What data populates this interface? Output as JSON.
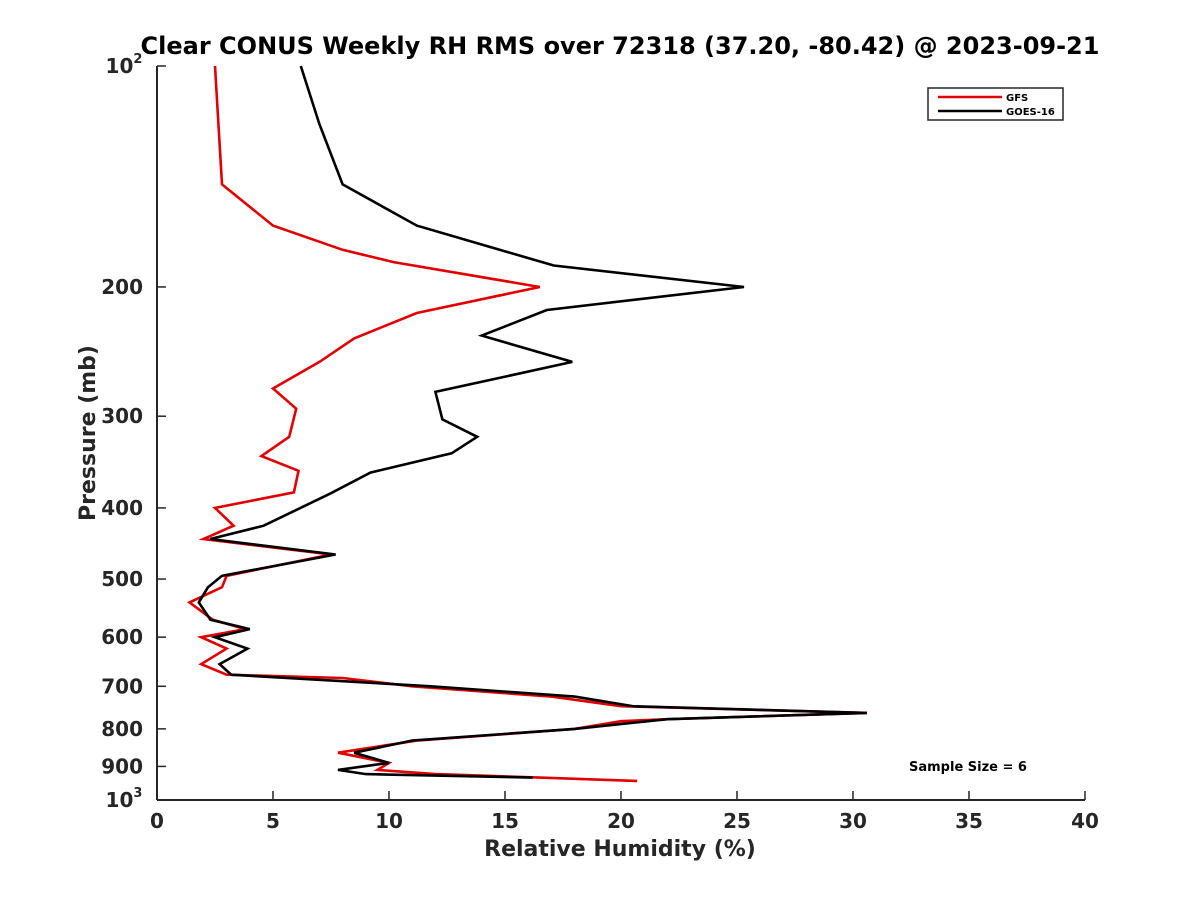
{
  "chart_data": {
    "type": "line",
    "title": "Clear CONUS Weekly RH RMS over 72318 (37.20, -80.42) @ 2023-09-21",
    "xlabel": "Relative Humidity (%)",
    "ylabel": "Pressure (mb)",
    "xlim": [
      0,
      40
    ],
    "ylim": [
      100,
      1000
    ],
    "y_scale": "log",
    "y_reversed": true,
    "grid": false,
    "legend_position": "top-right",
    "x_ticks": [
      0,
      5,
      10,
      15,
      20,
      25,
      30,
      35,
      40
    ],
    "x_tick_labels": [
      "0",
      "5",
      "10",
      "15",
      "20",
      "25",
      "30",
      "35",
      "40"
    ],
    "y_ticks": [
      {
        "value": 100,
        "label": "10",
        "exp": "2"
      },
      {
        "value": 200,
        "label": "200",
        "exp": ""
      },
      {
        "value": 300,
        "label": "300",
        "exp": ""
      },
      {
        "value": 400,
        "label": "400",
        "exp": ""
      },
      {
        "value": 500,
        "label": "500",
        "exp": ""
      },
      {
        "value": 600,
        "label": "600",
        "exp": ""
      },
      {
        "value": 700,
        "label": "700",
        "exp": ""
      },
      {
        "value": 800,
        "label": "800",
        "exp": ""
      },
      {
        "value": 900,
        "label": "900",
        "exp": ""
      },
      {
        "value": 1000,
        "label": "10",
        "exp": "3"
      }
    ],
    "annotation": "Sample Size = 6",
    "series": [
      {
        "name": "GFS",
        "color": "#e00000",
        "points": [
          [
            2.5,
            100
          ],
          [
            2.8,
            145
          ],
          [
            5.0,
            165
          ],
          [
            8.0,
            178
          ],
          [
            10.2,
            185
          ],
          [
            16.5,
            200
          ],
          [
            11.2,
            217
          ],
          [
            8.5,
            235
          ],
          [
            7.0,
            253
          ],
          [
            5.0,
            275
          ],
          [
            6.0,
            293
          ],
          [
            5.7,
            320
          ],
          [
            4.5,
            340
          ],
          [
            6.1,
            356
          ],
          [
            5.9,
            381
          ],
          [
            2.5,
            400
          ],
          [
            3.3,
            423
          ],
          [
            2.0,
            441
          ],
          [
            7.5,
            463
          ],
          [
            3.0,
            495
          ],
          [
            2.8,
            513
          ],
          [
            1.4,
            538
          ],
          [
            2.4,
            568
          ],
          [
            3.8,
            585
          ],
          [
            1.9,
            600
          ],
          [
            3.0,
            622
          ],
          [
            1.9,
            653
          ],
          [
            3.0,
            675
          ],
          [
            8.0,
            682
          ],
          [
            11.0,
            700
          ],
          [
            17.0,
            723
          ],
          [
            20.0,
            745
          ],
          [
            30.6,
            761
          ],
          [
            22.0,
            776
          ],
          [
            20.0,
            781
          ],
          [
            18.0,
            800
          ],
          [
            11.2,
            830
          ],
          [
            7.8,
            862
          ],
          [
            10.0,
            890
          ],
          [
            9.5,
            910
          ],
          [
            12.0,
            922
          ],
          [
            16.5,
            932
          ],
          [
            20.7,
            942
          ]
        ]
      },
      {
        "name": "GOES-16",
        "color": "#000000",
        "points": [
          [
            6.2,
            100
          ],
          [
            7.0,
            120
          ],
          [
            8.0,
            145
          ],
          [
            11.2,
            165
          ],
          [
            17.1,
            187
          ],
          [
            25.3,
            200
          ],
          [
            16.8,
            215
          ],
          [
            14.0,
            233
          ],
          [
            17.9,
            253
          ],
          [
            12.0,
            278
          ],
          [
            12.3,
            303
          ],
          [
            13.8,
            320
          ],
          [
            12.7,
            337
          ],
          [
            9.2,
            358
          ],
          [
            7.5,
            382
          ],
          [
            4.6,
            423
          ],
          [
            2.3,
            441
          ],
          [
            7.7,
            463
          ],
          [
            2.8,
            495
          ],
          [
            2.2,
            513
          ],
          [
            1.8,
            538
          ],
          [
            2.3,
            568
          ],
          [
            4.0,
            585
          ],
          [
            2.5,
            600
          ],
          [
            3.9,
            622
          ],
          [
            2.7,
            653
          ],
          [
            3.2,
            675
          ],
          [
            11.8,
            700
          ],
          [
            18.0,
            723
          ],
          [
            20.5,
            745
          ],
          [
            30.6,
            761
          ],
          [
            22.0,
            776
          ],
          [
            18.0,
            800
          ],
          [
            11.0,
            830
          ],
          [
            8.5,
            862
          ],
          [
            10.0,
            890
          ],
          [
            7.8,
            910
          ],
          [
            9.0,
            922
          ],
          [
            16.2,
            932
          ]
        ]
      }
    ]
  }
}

◆ ◆ ◆ ◆

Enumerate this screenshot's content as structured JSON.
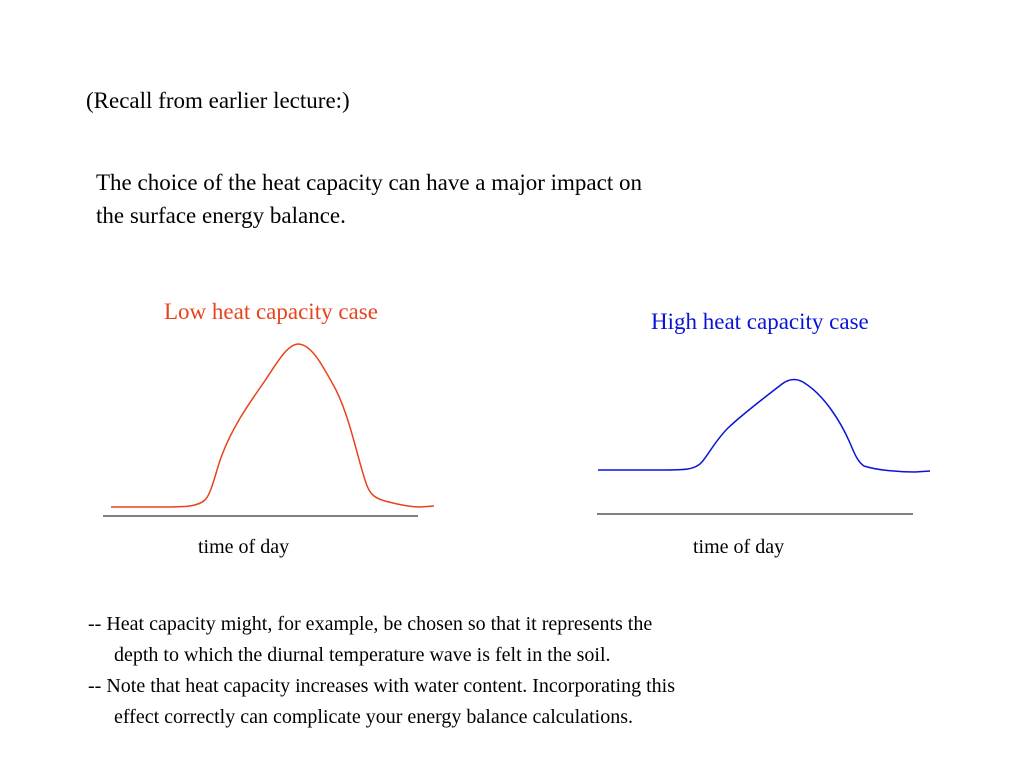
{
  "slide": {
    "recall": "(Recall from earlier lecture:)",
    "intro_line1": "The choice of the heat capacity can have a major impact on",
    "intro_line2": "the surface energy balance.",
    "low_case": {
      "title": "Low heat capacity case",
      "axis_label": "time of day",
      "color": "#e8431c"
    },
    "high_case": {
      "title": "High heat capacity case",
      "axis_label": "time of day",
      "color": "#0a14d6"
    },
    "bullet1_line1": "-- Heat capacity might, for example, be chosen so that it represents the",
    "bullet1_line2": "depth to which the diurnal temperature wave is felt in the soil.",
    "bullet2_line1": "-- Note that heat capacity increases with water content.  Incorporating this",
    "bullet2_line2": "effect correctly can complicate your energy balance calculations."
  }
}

◆ ◆ ◆ ◆

GIVEN EXERCISE:
Pull out all lines containing "color".

TASK OUTPUT:
        "color": "#e00000",
        "color": "#000000",
      "color": "#e8431c"
      "color": "#0a14d6"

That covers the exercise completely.